What the exercise asks
Restate the full listing word for word and leave the pictures out.

Supplied data
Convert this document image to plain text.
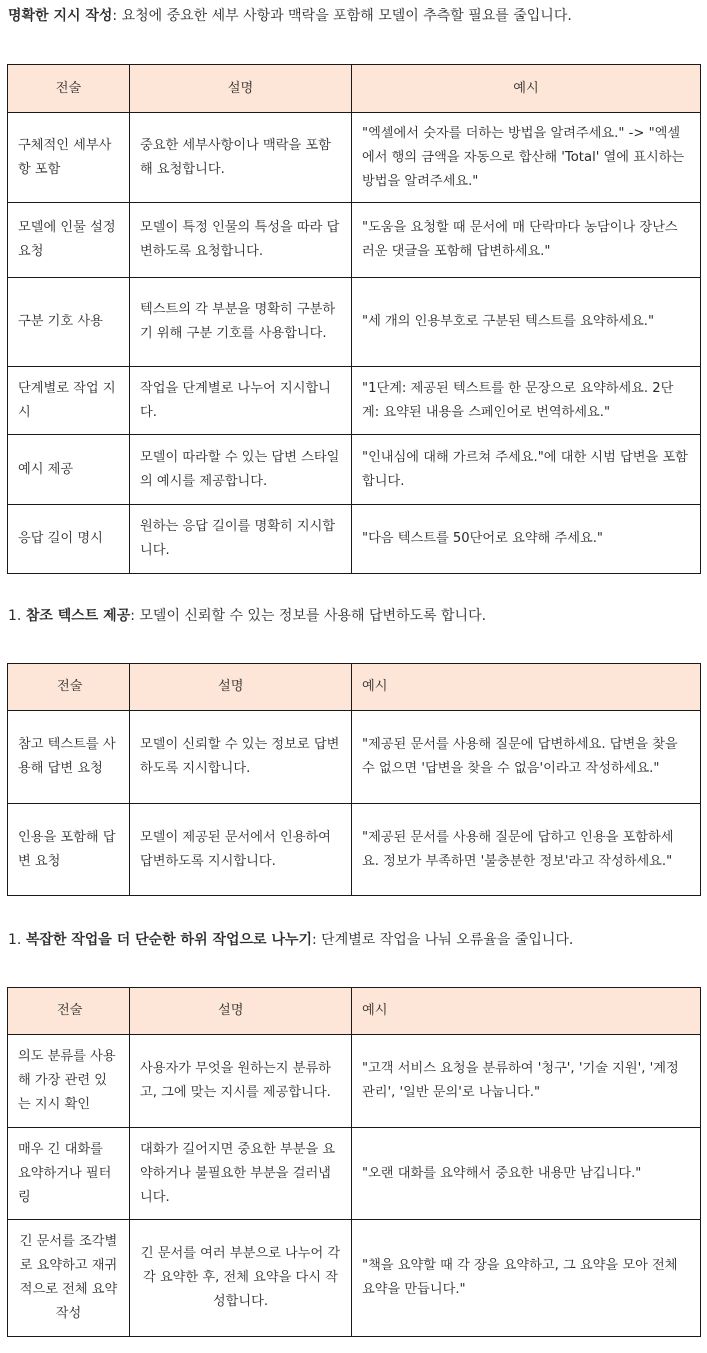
명확한 지시 작성: 요청에 중요한 세부 사항과 맥락을 포함해 모델이 추측할 필요를 줄입니다.
전술	설명	예시
구체적인 세부사항 포함	중요한 세부사항이나 맥락을 포함해 요청합니다.	"엑셀에서 숫자를 더하는 방법을 알려주세요." -> "엑셀에서 행의 금액을 자동으로 합산해 'Total' 열에 표시하는 방법을 알려주세요."
모델에 인물 설정 요청	모델이 특정 인물의 특성을 따라 답변하도록 요청합니다.	"도움을 요청할 때 문서에 매 단락마다 농담이나 장난스러운 댓글을 포함해 답변하세요."
구분 기호 사용	텍스트의 각 부분을 명확히 구분하기 위해 구분 기호를 사용합니다.	"세 개의 인용부호로 구분된 텍스트를 요약하세요."
단계별로 작업 지시	작업을 단계별로 나누어 지시합니다.	"1단계: 제공된 텍스트를 한 문장으로 요약하세요. 2단계: 요약된 내용을 스페인어로 번역하세요."
예시 제공	모델이 따라할 수 있는 답변 스타일의 예시를 제공합니다.	"인내심에 대해 가르쳐 주세요."에 대한 시범 답변을 포함합니다.
응답 길이 명시	원하는 응답 길이를 명확히 지시합니다.	"다음 텍스트를 50단어로 요약해 주세요."
1. 참조 텍스트 제공: 모델이 신뢰할 수 있는 정보를 사용해 답변하도록 합니다.
전술	설명	예시
참고 텍스트를 사용해 답변 요청	모델이 신뢰할 수 있는 정보로 답변하도록 지시합니다.	"제공된 문서를 사용해 질문에 답변하세요. 답변을 찾을 수 없으면 '답변을 찾을 수 없음'이라고 작성하세요."
인용을 포함해 답변 요청	모델이 제공된 문서에서 인용하여 답변하도록 지시합니다.	"제공된 문서를 사용해 질문에 답하고 인용을 포함하세요. 정보가 부족하면 '불충분한 정보'라고 작성하세요."
1. 복잡한 작업을 더 단순한 하위 작업으로 나누기: 단계별로 작업을 나눠 오류율을 줄입니다.
전술	설명	예시
의도 분류를 사용해 가장 관련 있는 지시 확인	사용자가 무엇을 원하는지 분류하고, 그에 맞는 지시를 제공합니다.	"고객 서비스 요청을 분류하여 '청구', '기술 지원', '계정 관리', '일반 문의'로 나눕니다."
매우 긴 대화를 요약하거나 필터링	대화가 길어지면 중요한 부분을 요약하거나 불필요한 부분을 걸러냅니다.	"오랜 대화를 요약해서 중요한 내용만 남깁니다."
긴 문서를 조각별로 요약하고 재귀적으로 전체 요약 작성	긴 문서를 여러 부분으로 나누어 각각 요약한 후, 전체 요약을 다시 작성합니다.	"책을 요약할 때 각 장을 요약하고, 그 요약을 모아 전체 요약을 만듭니다."
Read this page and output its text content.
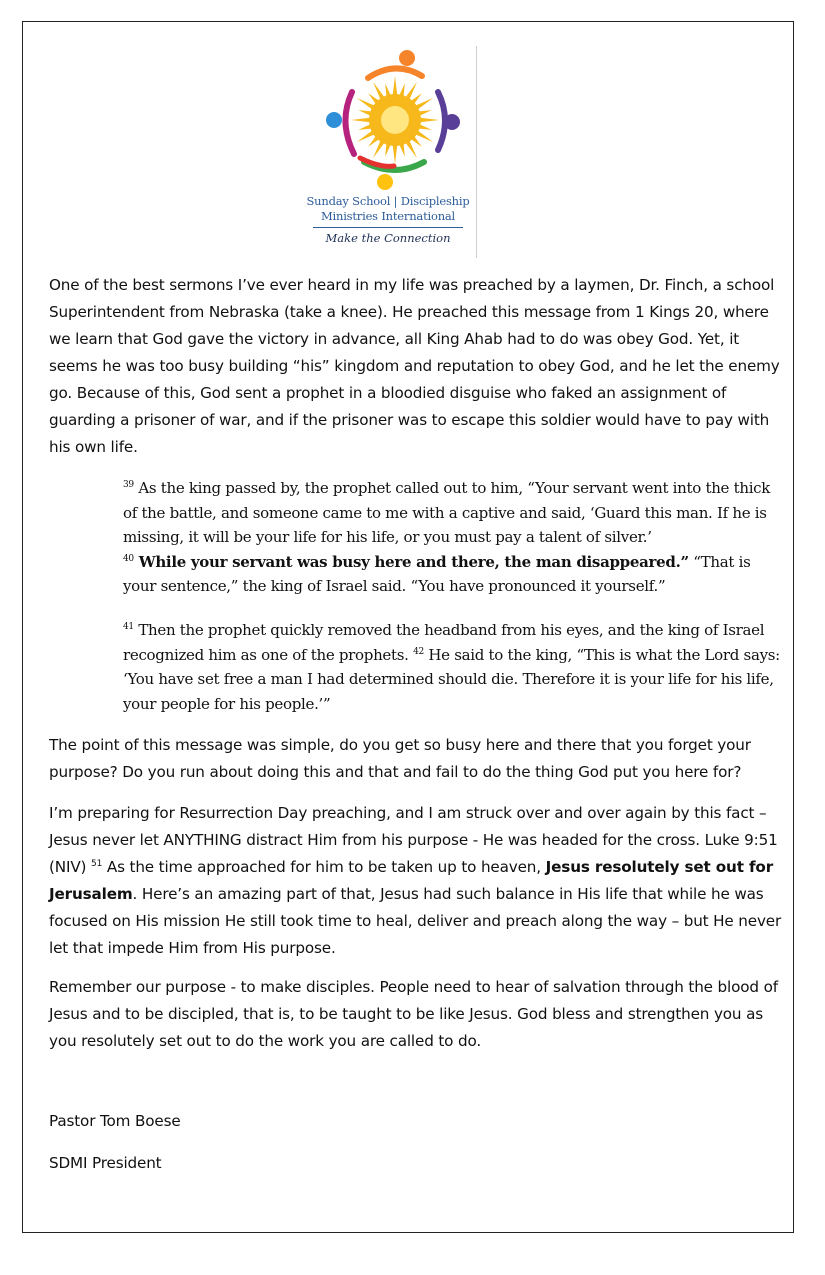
Sunday School | Discipleship
Ministries International
Make the Connection
One of the best sermons I’ve ever heard in my life was preached by a laymen, Dr. Finch, a school Superintendent from Nebraska (take a knee). He preached this message from 1 Kings 20, where we learn that God gave the victory in advance, all King Ahab had to do was obey God. Yet, it seems he was too busy building “his” kingdom and reputation to obey God, and he let the enemy go. Because of this, God sent a prophet in a bloodied disguise who faked an assignment of guarding a prisoner of war, and if the prisoner was to escape this soldier would have to pay with his own life.
$^{39}$ As the king passed by, the prophet called out to him, “Your servant went into the thick of the battle, and someone came to me with a captive and said, ‘Guard this man. If he is missing, it will be your life for his life, or you must pay a talent of silver.’
$^{40}$ While your servant was busy here and there, the man disappeared.” “That is your sentence,” the king of Israel said. “You have pronounced it yourself.”
$^{41}$ Then the prophet quickly removed the headband from his eyes, and the king of Israel recognized him as one of the prophets. $^{42}$ He said to the king, “This is what the Lord says: ‘You have set free a man I had determined should die. Therefore it is your life for his life, your people for his people.’”
The point of this message was simple, do you get so busy here and there that you forget your purpose? Do you run about doing this and that and fail to do the thing God put you here for?
I’m preparing for Resurrection Day preaching, and I am struck over and over again by this fact – Jesus never let ANYTHING distract Him from his purpose - He was headed for the cross. Luke 9:51 (NIV) $^{51}$ As the time approached for him to be taken up to heaven, Jesus resolutely set out for Jerusalem. Here’s an amazing part of that, Jesus had such balance in His life that while he was focused on His mission He still took time to heal, deliver and preach along the way – but He never let that impede Him from His purpose.
Remember our purpose - to make disciples. People need to hear of salvation through the blood of Jesus and to be discipled, that is, to be taught to be like Jesus. God bless and strengthen you as you resolutely set out to do the work you are called to do.
Pastor Tom Boese
SDMI President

Exercise solution
Convert this document image to plain text.
명확한 지시 작성: 요청에 중요한 세부 사항과 맥락을 포함해 모델이 추측할 필요를 줄입니다.
전술	설명	예시
구체적인 세부사항 포함	중요한 세부사항이나 맥락을 포함해 요청합니다.	"엑셀에서 숫자를 더하는 방법을 알려주세요." -> "엑셀에서 행의 금액을 자동으로 합산해 'Total' 열에 표시하는 방법을 알려주세요."
모델에 인물 설정 요청	모델이 특정 인물의 특성을 따라 답변하도록 요청합니다.	"도움을 요청할 때 문서에 매 단락마다 농담이나 장난스러운 댓글을 포함해 답변하세요."
구분 기호 사용	텍스트의 각 부분을 명확히 구분하기 위해 구분 기호를 사용합니다.	"세 개의 인용부호로 구분된 텍스트를 요약하세요."
단계별로 작업 지시	작업을 단계별로 나누어 지시합니다.	"1단계: 제공된 텍스트를 한 문장으로 요약하세요. 2단계: 요약된 내용을 스페인어로 번역하세요."
예시 제공	모델이 따라할 수 있는 답변 스타일의 예시를 제공합니다.	"인내심에 대해 가르쳐 주세요."에 대한 시범 답변을 포함합니다.
응답 길이 명시	원하는 응답 길이를 명확히 지시합니다.	"다음 텍스트를 50단어로 요약해 주세요."
1. 참조 텍스트 제공: 모델이 신뢰할 수 있는 정보를 사용해 답변하도록 합니다.
전술	설명	예시
참고 텍스트를 사용해 답변 요청	모델이 신뢰할 수 있는 정보로 답변하도록 지시합니다.	"제공된 문서를 사용해 질문에 답변하세요. 답변을 찾을 수 없으면 '답변을 찾을 수 없음'이라고 작성하세요."
인용을 포함해 답변 요청	모델이 제공된 문서에서 인용하여 답변하도록 지시합니다.	"제공된 문서를 사용해 질문에 답하고 인용을 포함하세요. 정보가 부족하면 '불충분한 정보'라고 작성하세요."
1. 복잡한 작업을 더 단순한 하위 작업으로 나누기: 단계별로 작업을 나눠 오류율을 줄입니다.
전술	설명	예시
의도 분류를 사용해 가장 관련 있는 지시 확인	사용자가 무엇을 원하는지 분류하고, 그에 맞는 지시를 제공합니다.	"고객 서비스 요청을 분류하여 '청구', '기술 지원', '계정 관리', '일반 문의'로 나눕니다."
매우 긴 대화를 요약하거나 필터링	대화가 길어지면 중요한 부분을 요약하거나 불필요한 부분을 걸러냅니다.	"오랜 대화를 요약해서 중요한 내용만 남깁니다."
긴 문서를 조각별로 요약하고 재귀적으로 전체 요약 작성	긴 문서를 여러 부분으로 나누어 각각 요약한 후, 전체 요약을 다시 작성합니다.	"책을 요약할 때 각 장을 요약하고, 그 요약을 모아 전체 요약을 만듭니다."
Read this page and output its text content.
Sunday School | Discipleship
Ministries International
Make the Connection
One of the best sermons I’ve ever heard in my life was preached by a laymen, Dr. Finch, a school Superintendent from Nebraska (take a knee). He preached this message from 1 Kings 20, where we learn that God gave the victory in advance, all King Ahab had to do was obey God. Yet, it seems he was too busy building “his” kingdom and reputation to obey God, and he let the enemy go. Because of this, God sent a prophet in a bloodied disguise who faked an assignment of guarding a prisoner of war, and if the prisoner was to escape this soldier would have to pay with his own life.
$^{39}$ As the king passed by, the prophet called out to him, “Your servant went into the thick of the battle, and someone came to me with a captive and said, ‘Guard this man. If he is missing, it will be your life for his life, or you must pay a talent of silver.’
$^{40}$ While your servant was busy here and there, the man disappeared.” “That is your sentence,” the king of Israel said. “You have pronounced it yourself.”
$^{41}$ Then the prophet quickly removed the headband from his eyes, and the king of Israel recognized him as one of the prophets. $^{42}$ He said to the king, “This is what the Lord says: ‘You have set free a man I had determined should die. Therefore it is your life for his life, your people for his people.’”
The point of this message was simple, do you get so busy here and there that you forget your purpose? Do you run about doing this and that and fail to do the thing God put you here for?
I’m preparing for Resurrection Day preaching, and I am struck over and over again by this fact – Jesus never let ANYTHING distract Him from his purpose - He was headed for the cross. Luke 9:51 (NIV) $^{51}$ As the time approached for him to be taken up to heaven, Jesus resolutely set out for Jerusalem. Here’s an amazing part of that, Jesus had such balance in His life that while he was focused on His mission He still took time to heal, deliver and preach along the way – but He never let that impede Him from His purpose.
Remember our purpose - to make disciples. People need to hear of salvation through the blood of Jesus and to be discipled, that is, to be taught to be like Jesus. God bless and strengthen you as you resolutely set out to do the work you are called to do.
Pastor Tom Boese
SDMI President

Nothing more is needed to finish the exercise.